• **EXERCISE PROMPT**:
Lift every line from the entries that includes the word "Plöck".

• **RECORDED INFORMATION**:
——————————
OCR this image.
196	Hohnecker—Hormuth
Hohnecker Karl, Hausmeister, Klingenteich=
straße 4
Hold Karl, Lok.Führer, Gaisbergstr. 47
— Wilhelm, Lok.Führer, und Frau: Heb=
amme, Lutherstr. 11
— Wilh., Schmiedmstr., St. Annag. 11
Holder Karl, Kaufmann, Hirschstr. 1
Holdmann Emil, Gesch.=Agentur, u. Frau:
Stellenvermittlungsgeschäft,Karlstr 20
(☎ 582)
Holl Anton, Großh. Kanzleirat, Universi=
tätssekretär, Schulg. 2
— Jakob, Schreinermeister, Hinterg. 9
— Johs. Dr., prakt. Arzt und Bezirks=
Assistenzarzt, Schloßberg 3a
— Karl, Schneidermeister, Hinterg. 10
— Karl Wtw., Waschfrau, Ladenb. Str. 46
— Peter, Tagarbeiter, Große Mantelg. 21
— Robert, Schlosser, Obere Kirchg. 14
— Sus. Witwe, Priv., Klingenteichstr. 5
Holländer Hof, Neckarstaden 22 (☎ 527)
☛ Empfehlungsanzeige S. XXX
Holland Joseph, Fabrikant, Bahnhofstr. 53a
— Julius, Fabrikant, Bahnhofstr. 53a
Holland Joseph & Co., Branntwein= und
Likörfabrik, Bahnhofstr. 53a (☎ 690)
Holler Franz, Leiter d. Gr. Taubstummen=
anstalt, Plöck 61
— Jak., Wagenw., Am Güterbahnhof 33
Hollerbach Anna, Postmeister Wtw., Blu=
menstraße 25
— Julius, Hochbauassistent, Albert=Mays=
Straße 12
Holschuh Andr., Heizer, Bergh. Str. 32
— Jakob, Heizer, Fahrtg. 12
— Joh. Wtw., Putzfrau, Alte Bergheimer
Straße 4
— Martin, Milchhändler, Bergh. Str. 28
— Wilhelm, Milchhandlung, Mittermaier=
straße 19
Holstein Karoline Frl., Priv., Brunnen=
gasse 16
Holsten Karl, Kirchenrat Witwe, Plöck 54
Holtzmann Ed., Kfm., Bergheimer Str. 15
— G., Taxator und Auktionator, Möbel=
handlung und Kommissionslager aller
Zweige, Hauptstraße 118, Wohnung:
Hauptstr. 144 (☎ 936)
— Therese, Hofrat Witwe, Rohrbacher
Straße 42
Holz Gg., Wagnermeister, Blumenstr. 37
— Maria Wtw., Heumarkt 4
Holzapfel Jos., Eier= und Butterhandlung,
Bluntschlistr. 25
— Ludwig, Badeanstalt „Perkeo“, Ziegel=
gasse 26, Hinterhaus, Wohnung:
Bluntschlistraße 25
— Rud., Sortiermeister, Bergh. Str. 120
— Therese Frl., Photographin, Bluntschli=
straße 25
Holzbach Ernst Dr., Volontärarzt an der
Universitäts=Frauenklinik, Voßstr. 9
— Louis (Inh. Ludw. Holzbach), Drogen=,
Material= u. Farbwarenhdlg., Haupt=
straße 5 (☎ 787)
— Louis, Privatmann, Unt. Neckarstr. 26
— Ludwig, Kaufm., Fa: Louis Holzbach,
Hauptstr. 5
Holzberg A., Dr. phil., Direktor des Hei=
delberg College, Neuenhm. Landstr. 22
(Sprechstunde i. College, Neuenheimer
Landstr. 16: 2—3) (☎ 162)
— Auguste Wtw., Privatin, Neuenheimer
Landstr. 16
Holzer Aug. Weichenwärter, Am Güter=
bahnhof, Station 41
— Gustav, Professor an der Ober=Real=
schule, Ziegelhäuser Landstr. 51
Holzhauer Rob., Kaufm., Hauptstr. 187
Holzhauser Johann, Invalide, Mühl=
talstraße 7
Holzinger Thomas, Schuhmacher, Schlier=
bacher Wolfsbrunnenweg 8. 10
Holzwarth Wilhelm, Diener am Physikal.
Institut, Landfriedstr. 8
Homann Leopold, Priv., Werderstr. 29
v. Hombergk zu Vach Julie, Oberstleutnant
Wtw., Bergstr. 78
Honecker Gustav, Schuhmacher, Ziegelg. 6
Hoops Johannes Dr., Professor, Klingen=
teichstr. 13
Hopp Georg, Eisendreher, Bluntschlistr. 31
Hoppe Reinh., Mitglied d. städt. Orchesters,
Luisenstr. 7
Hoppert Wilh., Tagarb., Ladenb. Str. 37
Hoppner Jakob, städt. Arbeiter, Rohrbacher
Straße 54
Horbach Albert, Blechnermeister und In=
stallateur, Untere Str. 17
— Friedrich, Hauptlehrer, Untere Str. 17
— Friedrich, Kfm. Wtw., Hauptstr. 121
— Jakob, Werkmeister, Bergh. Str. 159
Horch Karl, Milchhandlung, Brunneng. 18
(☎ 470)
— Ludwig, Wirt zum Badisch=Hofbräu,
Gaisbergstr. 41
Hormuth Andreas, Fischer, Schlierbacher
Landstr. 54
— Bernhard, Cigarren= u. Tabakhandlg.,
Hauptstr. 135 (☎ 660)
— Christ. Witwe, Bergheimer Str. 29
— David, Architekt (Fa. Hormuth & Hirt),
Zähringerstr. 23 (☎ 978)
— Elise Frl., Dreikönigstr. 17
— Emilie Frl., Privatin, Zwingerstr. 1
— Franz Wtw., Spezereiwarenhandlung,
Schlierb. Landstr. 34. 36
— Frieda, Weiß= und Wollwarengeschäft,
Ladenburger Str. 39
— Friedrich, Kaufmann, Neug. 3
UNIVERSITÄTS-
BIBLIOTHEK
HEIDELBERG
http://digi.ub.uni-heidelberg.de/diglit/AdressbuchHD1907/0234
——————————
• **THE RESULT**:
anstalt, Plöck 61
Holsten Karl, Kirchenrat Witwe, Plöck 54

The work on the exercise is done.